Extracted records
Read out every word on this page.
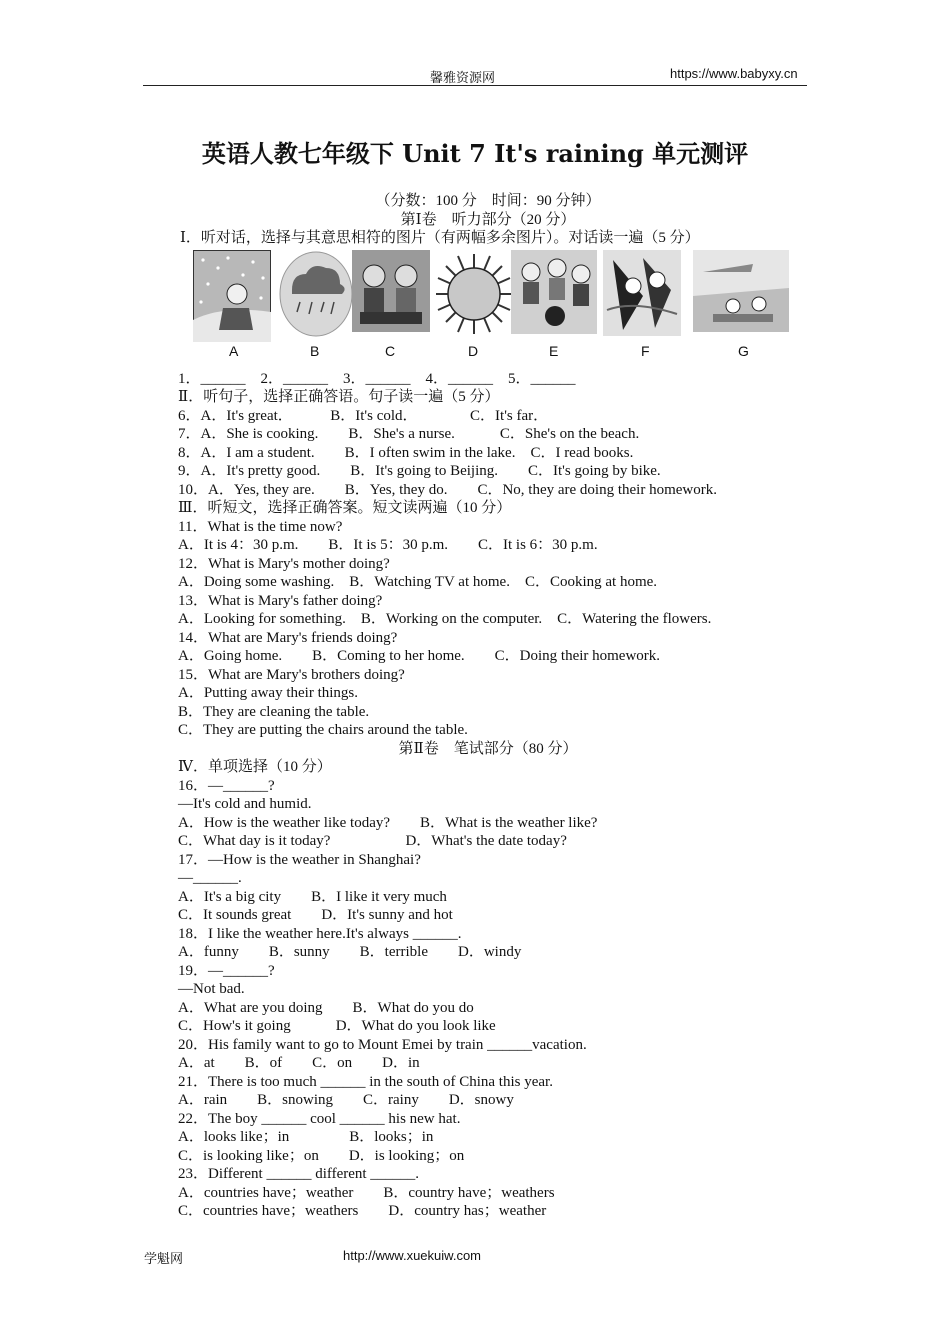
馨雅资源网	https://www.babyxy.cn
英语人教七年级下 Unit 7 It's raining 单元测评
（分数：100 分　时间：90 分钟）
第Ⅰ卷　听力部分（20 分）
Ⅰ．听对话，选择与其意思相符的图片（有两幅多余图片）。对话读一遍（5 分）
A	B	C	D	E	F	G
1．______　2．______　3．______　4．______　5．______
Ⅱ．听句子，选择正确答语。句子读一遍（5 分）
6．A．It's great．　　　B．It's cold．　　　　C．It's far．
7．A．She is cooking.　　B．She's a nurse.　　　C．She's on the beach.
8．A．I am a student.　　B．I often swim in the lake.　C．I read books.
9．A．It's pretty good.　　B．It's going to Beijing.　　C．It's going by bike.
10．A．Yes, they are.　　B．Yes, they do.　　C．No, they are doing their homework.
Ⅲ．听短文，选择正确答案。短文读两遍（10 分）
11．What is the time now?
A．It is 4：30 p.m.　　B．It is 5：30 p.m.　　C．It is 6：30 p.m.
12．What is Mary's mother doing?
A．Doing some washing.　B．Watching TV at home.　C．Cooking at home.
13．What is Mary's father doing?
A．Looking for something.　B．Working on the computer.　C．Watering the flowers.
14．What are Mary's friends doing?
A．Going home.　　B．Coming to her home.　　C．Doing their homework.
15．What are Mary's brothers doing?
A．Putting away their things.
B．They are cleaning the table.
C．They are putting the chairs around the table.
第Ⅱ卷　笔试部分（80 分）
Ⅳ．单项选择（10 分）
16．—______?
—It's cold and humid.
A．How is the weather like today?　　B．What is the weather like?
C．What day is it today?　　　　　D．What's the date today?
17．—How is the weather in Shanghai?
—______.
A．It's a big city　　B．I like it very much
C．It sounds great　　D．It's sunny and hot
18．I like the weather here.It's always ______.
A．funny　　B．sunny　　B．terrible　　D．windy
19．—______?
—Not bad.
A．What are you doing　　B．What do you do
C．How's it going　　　D．What do you look like
20．His family want to go to Mount Emei by train ______vacation.
A．at　　B．of　　C．on　　D．in
21．There is too much ______ in the south of China this year.
A．rain　　B．snowing　　C．rainy　　D．snowy
22．The boy ______ cool ______ his new hat.
A．looks like；in　　　　B．looks；in
C．is looking like；on　　D．is looking；on
23．Different ______ different ______.
A．countries have；weather　　B．country have；weathers
C．countries have；weathers　　D．country has；weather
学魁网	http://www.xuekuiw.com
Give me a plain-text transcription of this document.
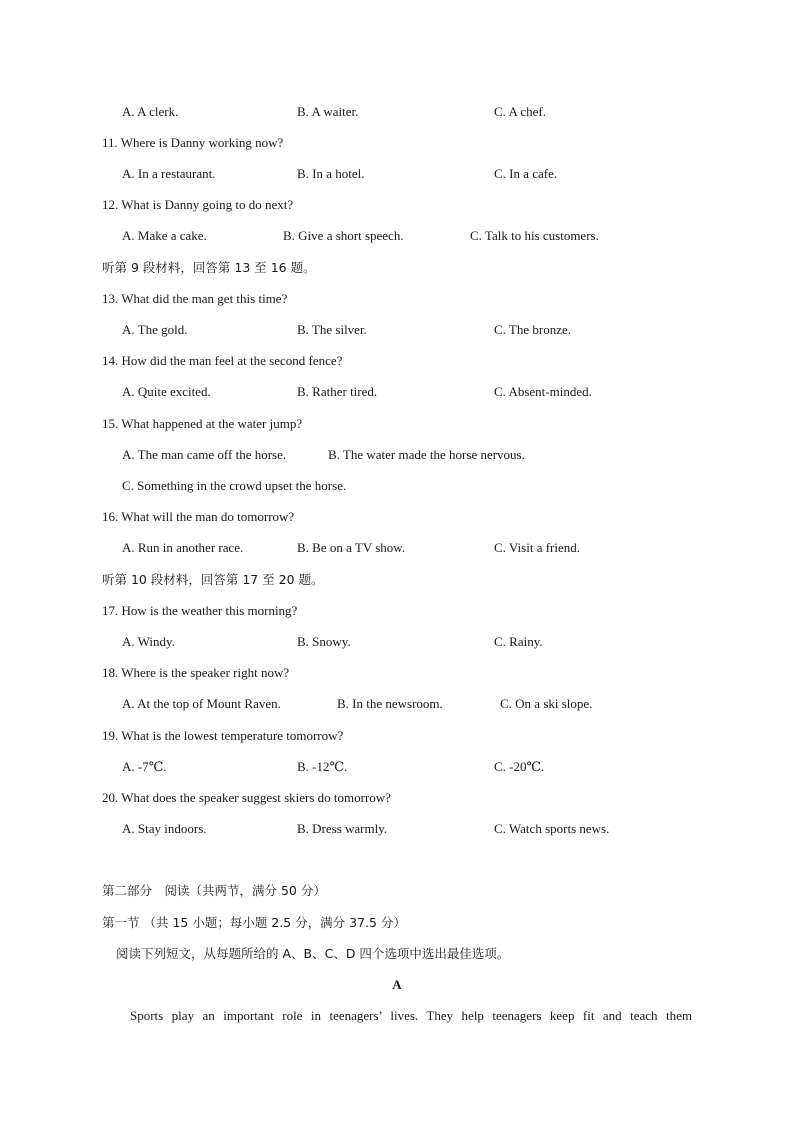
A. A clerk.	B. A waiter.	C. A chef.
11. Where is Danny working now?
A. In a restaurant.	B. In a hotel.	C. In a cafe.
12. What is Danny going to do next?
A. Make a cake.	B. Give a short speech.	C. Talk to his customers.
听第 9 段材料，回答第 13 至 16 题。
13. What did the man get this time?
A. The gold.	B. The silver.	C. The bronze.
14. How did the man feel at the second fence?
A. Quite excited.	B. Rather tired.	C. Absent-minded.
15. What happened at the water jump?
A. The man came off the horse.	B. The water made the horse nervous.
C. Something in the crowd upset the horse.
16. What will the man do tomorrow?
A. Run in another race.	B. Be on a TV show.	C. Visit a friend.
听第 10 段材料，回答第 17 至 20 题。
17. How is the weather this morning?
A. Windy.	B. Snowy.	C. Rainy.
18. Where is the speaker right now?
A. At the top of Mount Raven.	B. In the newsroom.	C. On a ski slope.
19. What is the lowest temperature tomorrow?
A. -7℃.	B. -12℃.	C. -20℃.
20. What does the speaker suggest skiers do tomorrow?
A. Stay indoors.	B. Dress warmly.	C. Watch sports news.
第二部分　阅读（共两节，满分 50 分）
第一节 （共 15 小题；每小题 2.5 分，满分 37.5 分）
阅读下列短文，从每题所给的 A、B、C、D 四个选项中选出最佳选项。
A
Sports play an important role in teenagers’ lives. They help teenagers keep fit and teach them
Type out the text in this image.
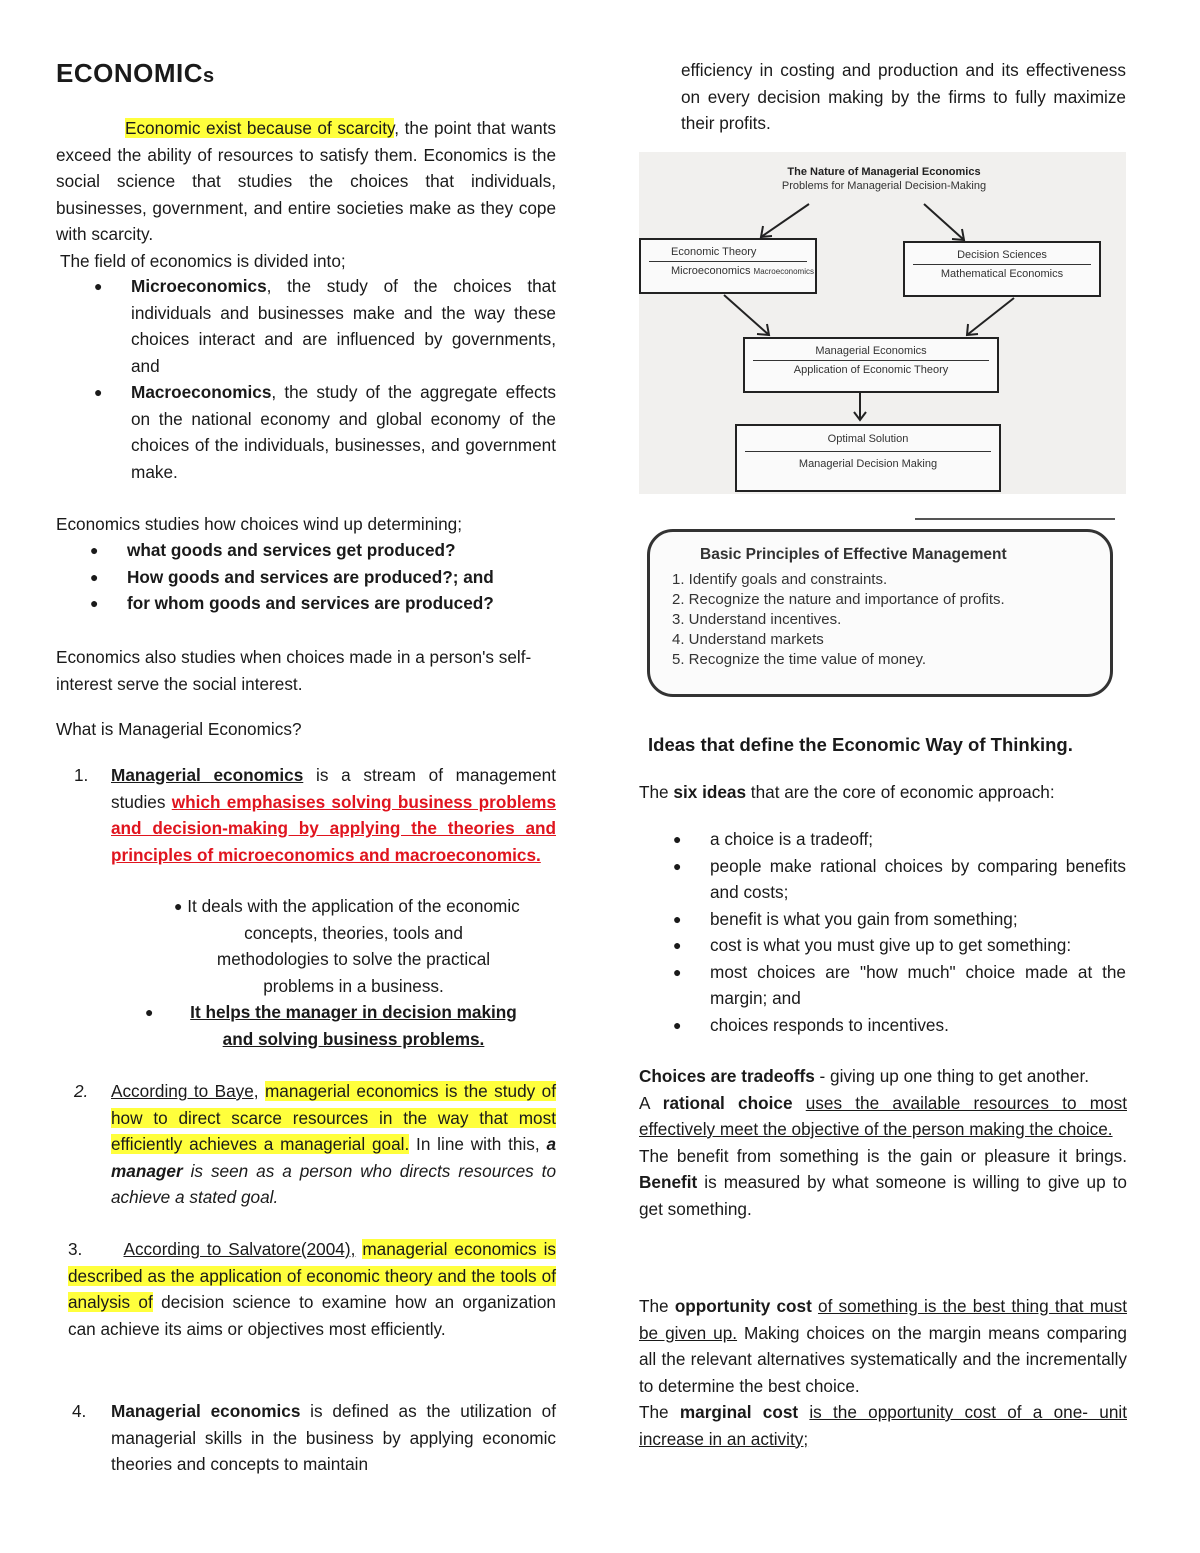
ECONOMICs

Economic exist because of scarcity, the point that wants exceed the ability of resources to satisfy them. Economics is the social science that studies the choices that individuals, businesses, government, and entire societies make as they cope with scarcity.

The field of economics is divided into;

● Microeconomics, the study of the choices that individuals and businesses make and the way these choices interact and are influenced by governments, and
● Macroeconomics, the study of the aggregate effects on the national economy and global economy of the choices of the individuals, businesses, and government make.

Economics studies how choices wind up determining;

● what goods and services get produced?
● How goods and services are produced?; and
● for whom goods and services are produced?

Economics also studies when choices made in a person's self-interest serve the social interest.

What is Managerial Economics?

1. Managerial economics is a stream of management studies which emphasises solving business problems and decision-making by applying the theories and principles of microeconomics and macroeconomics.

● It deals with the application of the economic concepts, theories, tools and methodologies to solve the practical problems in a business.
● It helps the manager in decision making and solving business problems.

2. According to Baye, managerial economics is the study of how to direct scarce resources in the way that most efficiently achieves a managerial goal. In line with this, a manager is seen as a person who directs resources to achieve a stated goal.

3. According to Salvatore(2004), managerial economics is described as the application of economic theory and the tools of analysis of decision science to examine how an organization can achieve its aims or objectives most efficiently.

4. Managerial economics is defined as the utilization of managerial skills in the business by applying economic theories and concepts to maintain

efficiency in costing and production and its effectiveness on every decision making by the firms to fully maximize their profits.

The Nature of Managerial Economics
Problems for Managerial Decision-Making
Economic Theory
Microeconomics Macroeconomics
Decision Sciences
Mathematical Economics
Managerial Economics
Application of Economic Theory
Optimal Solution
Managerial Decision Making
Basic Principles of Effective Management
1. Identify goals and constraints.
2. Recognize the nature and importance of profits.
3. Understand incentives.
4. Understand markets
5. Recognize the time value of money.

Ideas that define the Economic Way of Thinking.

The six ideas that are the core of economic approach:

● a choice is a tradeoff;
● people make rational choices by comparing benefits and costs;
● benefit is what you gain from something;
● cost is what you must give up to get something:
● most choices are "how much" choice made at the margin; and
● choices responds to incentives.

Choices are tradeoffs - giving up one thing to get another.

A rational choice uses the available resources to most effectively meet the objective of the person making the choice.

The benefit from something is the gain or pleasure it brings. Benefit is measured by what someone is willing to give up to get something.

The opportunity cost of something is the best thing that must be given up. Making choices on the margin means comparing all the relevant alternatives systematically and the incrementally to determine the best choice.

The marginal cost is the opportunity cost of a one- unit increase in an activity;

# Work to complete:
Each entry above is to be written out again unchanged, apart from the pictures, which are left out.

# Response to the exercise:
Read out every word on this page.
馨雅资源网	https://www.babyxy.cn
英语人教七年级下 Unit 7 It's raining 单元测评
（分数：100 分　时间：90 分钟）
第Ⅰ卷　听力部分（20 分）
Ⅰ．听对话，选择与其意思相符的图片（有两幅多余图片）。对话读一遍（5 分）
A	B	C	D	E	F	G
1．______　2．______　3．______　4．______　5．______
Ⅱ．听句子，选择正确答语。句子读一遍（5 分）
6．A．It's great．　　　B．It's cold．　　　　C．It's far．
7．A．She is cooking.　　B．She's a nurse.　　　C．She's on the beach.
8．A．I am a student.　　B．I often swim in the lake.　C．I read books.
9．A．It's pretty good.　　B．It's going to Beijing.　　C．It's going by bike.
10．A．Yes, they are.　　B．Yes, they do.　　C．No, they are doing their homework.
Ⅲ．听短文，选择正确答案。短文读两遍（10 分）
11．What is the time now?
A．It is 4：30 p.m.　　B．It is 5：30 p.m.　　C．It is 6：30 p.m.
12．What is Mary's mother doing?
A．Doing some washing.　B．Watching TV at home.　C．Cooking at home.
13．What is Mary's father doing?
A．Looking for something.　B．Working on the computer.　C．Watering the flowers.
14．What are Mary's friends doing?
A．Going home.　　B．Coming to her home.　　C．Doing their homework.
15．What are Mary's brothers doing?
A．Putting away their things.
B．They are cleaning the table.
C．They are putting the chairs around the table.
第Ⅱ卷　笔试部分（80 分）
Ⅳ．单项选择（10 分）
16．—______?
—It's cold and humid.
A．How is the weather like today?　　B．What is the weather like?
C．What day is it today?　　　　　D．What's the date today?
17．—How is the weather in Shanghai?
—______.
A．It's a big city　　B．I like it very much
C．It sounds great　　D．It's sunny and hot
18．I like the weather here.It's always ______.
A．funny　　B．sunny　　B．terrible　　D．windy
19．—______?
—Not bad.
A．What are you doing　　B．What do you do
C．How's it going　　　D．What do you look like
20．His family want to go to Mount Emei by train ______vacation.
A．at　　B．of　　C．on　　D．in
21．There is too much ______ in the south of China this year.
A．rain　　B．snowing　　C．rainy　　D．snowy
22．The boy ______ cool ______ his new hat.
A．looks like；in　　　　B．looks；in
C．is looking like；on　　D．is looking；on
23．Different ______ different ______.
A．countries have；weather　　B．country have；weathers
C．countries have；weathers　　D．country has；weather
学魁网	http://www.xuekuiw.com
Give me a plain-text transcription of this document.
A. A clerk.	B. A waiter.	C. A chef.
11. Where is Danny working now?
A. In a restaurant.	B. In a hotel.	C. In a cafe.
12. What is Danny going to do next?
A. Make a cake.	B. Give a short speech.	C. Talk to his customers.
听第 9 段材料，回答第 13 至 16 题。
13. What did the man get this time?
A. The gold.	B. The silver.	C. The bronze.
14. How did the man feel at the second fence?
A. Quite excited.	B. Rather tired.	C. Absent-minded.
15. What happened at the water jump?
A. The man came off the horse.	B. The water made the horse nervous.
C. Something in the crowd upset the horse.
16. What will the man do tomorrow?
A. Run in another race.	B. Be on a TV show.	C. Visit a friend.
听第 10 段材料，回答第 17 至 20 题。
17. How is the weather this morning?
A. Windy.	B. Snowy.	C. Rainy.
18. Where is the speaker right now?
A. At the top of Mount Raven.	B. In the newsroom.	C. On a ski slope.
19. What is the lowest temperature tomorrow?
A. -7℃.	B. -12℃.	C. -20℃.
20. What does the speaker suggest skiers do tomorrow?
A. Stay indoors.	B. Dress warmly.	C. Watch sports news.
第二部分　阅读（共两节，满分 50 分）
第一节 （共 15 小题；每小题 2.5 分，满分 37.5 分）
阅读下列短文，从每题所给的 A、B、C、D 四个选项中选出最佳选项。
A
Sports play an important role in teenagers’ lives. They help teenagers keep fit and teach them
Type out the text in this image.
ECONOMICs

Economic exist because of scarcity, the point that wants exceed the ability of resources to satisfy them. Economics is the social science that studies the choices that individuals, businesses, government, and entire societies make as they cope with scarcity.

The field of economics is divided into;

● Microeconomics, the study of the choices that individuals and businesses make and the way these choices interact and are influenced by governments, and
● Macroeconomics, the study of the aggregate effects on the national economy and global economy of the choices of the individuals, businesses, and government make.

Economics studies how choices wind up determining;

● what goods and services get produced?
● How goods and services are produced?; and
● for whom goods and services are produced?

Economics also studies when choices made in a person's self-interest serve the social interest.

What is Managerial Economics?

1. Managerial economics is a stream of management studies which emphasises solving business problems and decision-making by applying the theories and principles of microeconomics and macroeconomics.

● It deals with the application of the economic concepts, theories, tools and methodologies to solve the practical problems in a business.
● It helps the manager in decision making and solving business problems.

2. According to Baye, managerial economics is the study of how to direct scarce resources in the way that most efficiently achieves a managerial goal. In line with this, a manager is seen as a person who directs resources to achieve a stated goal.

3. According to Salvatore(2004), managerial economics is described as the application of economic theory and the tools of analysis of decision science to examine how an organization can achieve its aims or objectives most efficiently.

4. Managerial economics is defined as the utilization of managerial skills in the business by applying economic theories and concepts to maintain

efficiency in costing and production and its effectiveness on every decision making by the firms to fully maximize their profits.

The Nature of Managerial Economics
Problems for Managerial Decision-Making
Economic Theory
Microeconomics Macroeconomics
Decision Sciences
Mathematical Economics
Managerial Economics
Application of Economic Theory
Optimal Solution
Managerial Decision Making
Basic Principles of Effective Management
1. Identify goals and constraints.
2. Recognize the nature and importance of profits.
3. Understand incentives.
4. Understand markets
5. Recognize the time value of money.

Ideas that define the Economic Way of Thinking.

The six ideas that are the core of economic approach:

● a choice is a tradeoff;
● people make rational choices by comparing benefits and costs;
● benefit is what you gain from something;
● cost is what you must give up to get something:
● most choices are "how much" choice made at the margin; and
● choices responds to incentives.

Choices are tradeoffs - giving up one thing to get another.

A rational choice uses the available resources to most effectively meet the objective of the person making the choice.

The benefit from something is the gain or pleasure it brings. Benefit is measured by what someone is willing to give up to get something.

The opportunity cost of something is the best thing that must be given up. Making choices on the margin means comparing all the relevant alternatives systematically and the incrementally to determine the best choice.

The marginal cost is the opportunity cost of a one- unit increase in an activity;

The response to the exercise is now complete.